(Data records)
== == ==

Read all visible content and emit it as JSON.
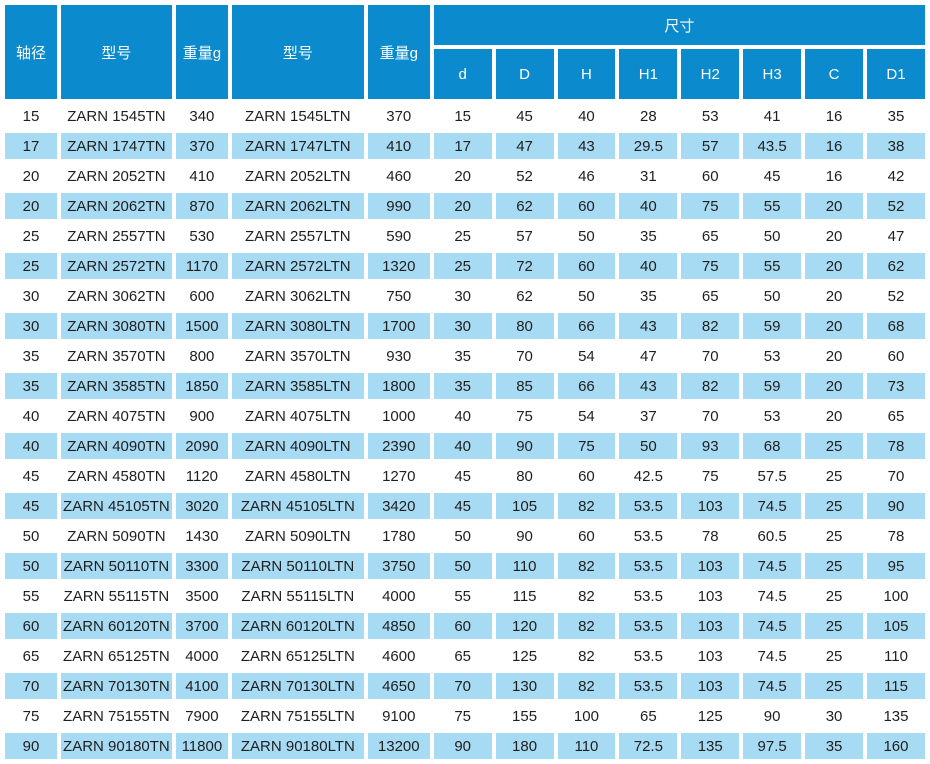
{
  "colors": {
    "header_bg": "#0b8bcd",
    "header_text": "#ffffff",
    "row_bg": "#ffffff",
    "row_alt_bg": "#a7daf3",
    "text": "#1f1f1f"
  },
  "table": {
    "header": {
      "left_columns": [
        "轴径",
        "型号",
        "重量g",
        "型号",
        "重量g"
      ],
      "size_group": "尺寸",
      "size_columns": [
        "d",
        "D",
        "H",
        "H1",
        "H2",
        "H3",
        "C",
        "D1"
      ]
    },
    "rows": [
      [
        15,
        "ZARN 1545TN",
        340,
        "ZARN 1545LTN",
        370,
        15,
        45,
        40,
        28,
        53,
        41,
        16,
        35
      ],
      [
        17,
        "ZARN 1747TN",
        370,
        "ZARN 1747LTN",
        410,
        17,
        47,
        43,
        29.5,
        57,
        43.5,
        16,
        38
      ],
      [
        20,
        "ZARN 2052TN",
        410,
        "ZARN 2052LTN",
        460,
        20,
        52,
        46,
        31,
        60,
        45,
        16,
        42
      ],
      [
        20,
        "ZARN 2062TN",
        870,
        "ZARN 2062LTN",
        990,
        20,
        62,
        60,
        40,
        75,
        55,
        20,
        52
      ],
      [
        25,
        "ZARN 2557TN",
        530,
        "ZARN 2557LTN",
        590,
        25,
        57,
        50,
        35,
        65,
        50,
        20,
        47
      ],
      [
        25,
        "ZARN 2572TN",
        1170,
        "ZARN 2572LTN",
        1320,
        25,
        72,
        60,
        40,
        75,
        55,
        20,
        62
      ],
      [
        30,
        "ZARN 3062TN",
        600,
        "ZARN 3062LTN",
        750,
        30,
        62,
        50,
        35,
        65,
        50,
        20,
        52
      ],
      [
        30,
        "ZARN 3080TN",
        1500,
        "ZARN 3080LTN",
        1700,
        30,
        80,
        66,
        43,
        82,
        59,
        20,
        68
      ],
      [
        35,
        "ZARN 3570TN",
        800,
        "ZARN 3570LTN",
        930,
        35,
        70,
        54,
        47,
        70,
        53,
        20,
        60
      ],
      [
        35,
        "ZARN 3585TN",
        1850,
        "ZARN 3585LTN",
        1800,
        35,
        85,
        66,
        43,
        82,
        59,
        20,
        73
      ],
      [
        40,
        "ZARN 4075TN",
        900,
        "ZARN 4075LTN",
        1000,
        40,
        75,
        54,
        37,
        70,
        53,
        20,
        65
      ],
      [
        40,
        "ZARN 4090TN",
        2090,
        "ZARN 4090LTN",
        2390,
        40,
        90,
        75,
        50,
        93,
        68,
        25,
        78
      ],
      [
        45,
        "ZARN 4580TN",
        1120,
        "ZARN 4580LTN",
        1270,
        45,
        80,
        60,
        42.5,
        75,
        57.5,
        25,
        70
      ],
      [
        45,
        "ZARN 45105TN",
        3020,
        "ZARN 45105LTN",
        3420,
        45,
        105,
        82,
        53.5,
        103,
        74.5,
        25,
        90
      ],
      [
        50,
        "ZARN 5090TN",
        1430,
        "ZARN 5090LTN",
        1780,
        50,
        90,
        60,
        53.5,
        78,
        60.5,
        25,
        78
      ],
      [
        50,
        "ZARN 50110TN",
        3300,
        "ZARN 50110LTN",
        3750,
        50,
        110,
        82,
        53.5,
        103,
        74.5,
        25,
        95
      ],
      [
        55,
        "ZARN 55115TN",
        3500,
        "ZARN 55115LTN",
        4000,
        55,
        115,
        82,
        53.5,
        103,
        74.5,
        25,
        100
      ],
      [
        60,
        "ZARN 60120TN",
        3700,
        "ZARN 60120LTN",
        4850,
        60,
        120,
        82,
        53.5,
        103,
        74.5,
        25,
        105
      ],
      [
        65,
        "ZARN 65125TN",
        4000,
        "ZARN 65125LTN",
        4600,
        65,
        125,
        82,
        53.5,
        103,
        74.5,
        25,
        110
      ],
      [
        70,
        "ZARN 70130TN",
        4100,
        "ZARN 70130LTN",
        4650,
        70,
        130,
        82,
        53.5,
        103,
        74.5,
        25,
        115
      ],
      [
        75,
        "ZARN 75155TN",
        7900,
        "ZARN 75155LTN",
        9100,
        75,
        155,
        100,
        65,
        125,
        90,
        30,
        135
      ],
      [
        90,
        "ZARN 90180TN",
        11800,
        "ZARN 90180LTN",
        13200,
        90,
        180,
        110,
        72.5,
        135,
        97.5,
        35,
        160
      ]
    ]
  }
}
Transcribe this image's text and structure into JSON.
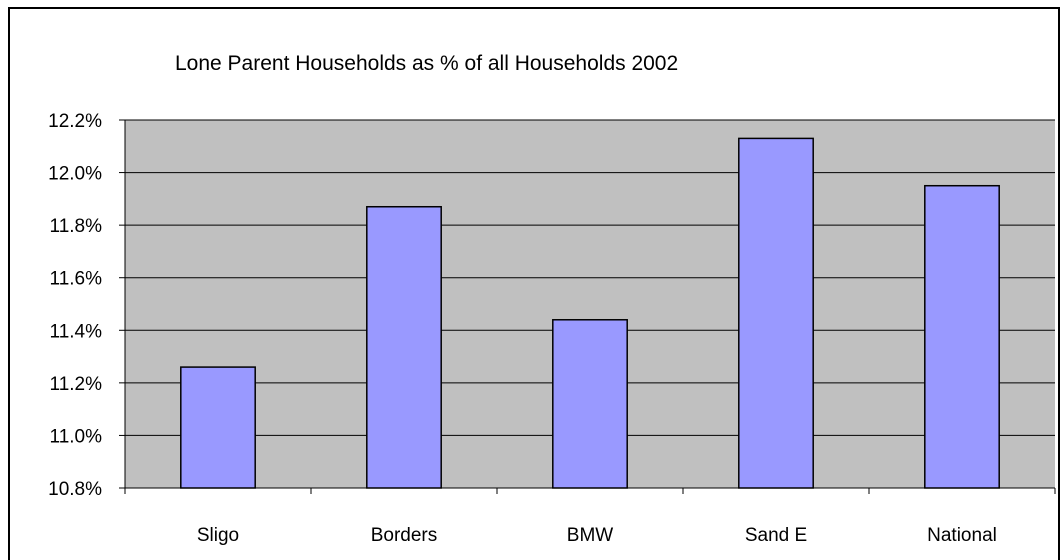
{
  "chart_data": {
    "type": "bar",
    "title": "Lone Parent Households as % of all Households 2002",
    "categories": [
      "Sligo",
      "Borders",
      "BMW",
      "Sand E",
      "National"
    ],
    "values": [
      11.26,
      11.87,
      11.44,
      12.13,
      11.95
    ],
    "ylim": [
      10.8,
      12.2
    ],
    "y_ticks": [
      10.8,
      11.0,
      11.2,
      11.4,
      11.6,
      11.8,
      12.0,
      12.2
    ],
    "y_tick_labels": [
      "10.8%",
      "11.0%",
      "11.2%",
      "11.4%",
      "11.6%",
      "11.8%",
      "12.0%",
      "12.2%"
    ],
    "xlabel": "",
    "ylabel": "",
    "grid": true,
    "legend": "none",
    "colors": {
      "plot_background": "#c0c0c0",
      "bar_fill": "#9999ff",
      "bar_stroke": "#000000",
      "gridline": "#000000"
    }
  }
}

== == ==

What you will do →
Quote precisely the lines of the data from the line containing "Transcribe this image's" through its final line, both included, excluding pictures.

Task result →
Transcribe this image's text and structure into JSON.
{
  "chart_data": {
    "type": "bar",
    "title": "Lone Parent Households as % of all Households 2002",
    "categories": [
      "Sligo",
      "Borders",
      "BMW",
      "Sand E",
      "National"
    ],
    "values": [
      11.26,
      11.87,
      11.44,
      12.13,
      11.95
    ],
    "ylim": [
      10.8,
      12.2
    ],
    "y_ticks": [
      10.8,
      11.0,
      11.2,
      11.4,
      11.6,
      11.8,
      12.0,
      12.2
    ],
    "y_tick_labels": [
      "10.8%",
      "11.0%",
      "11.2%",
      "11.4%",
      "11.6%",
      "11.8%",
      "12.0%",
      "12.2%"
    ],
    "xlabel": "",
    "ylabel": "",
    "grid": true,
    "legend": "none",
    "colors": {
      "plot_background": "#c0c0c0",
      "bar_fill": "#9999ff",
      "bar_stroke": "#000000",
      "gridline": "#000000"
    }
  }
}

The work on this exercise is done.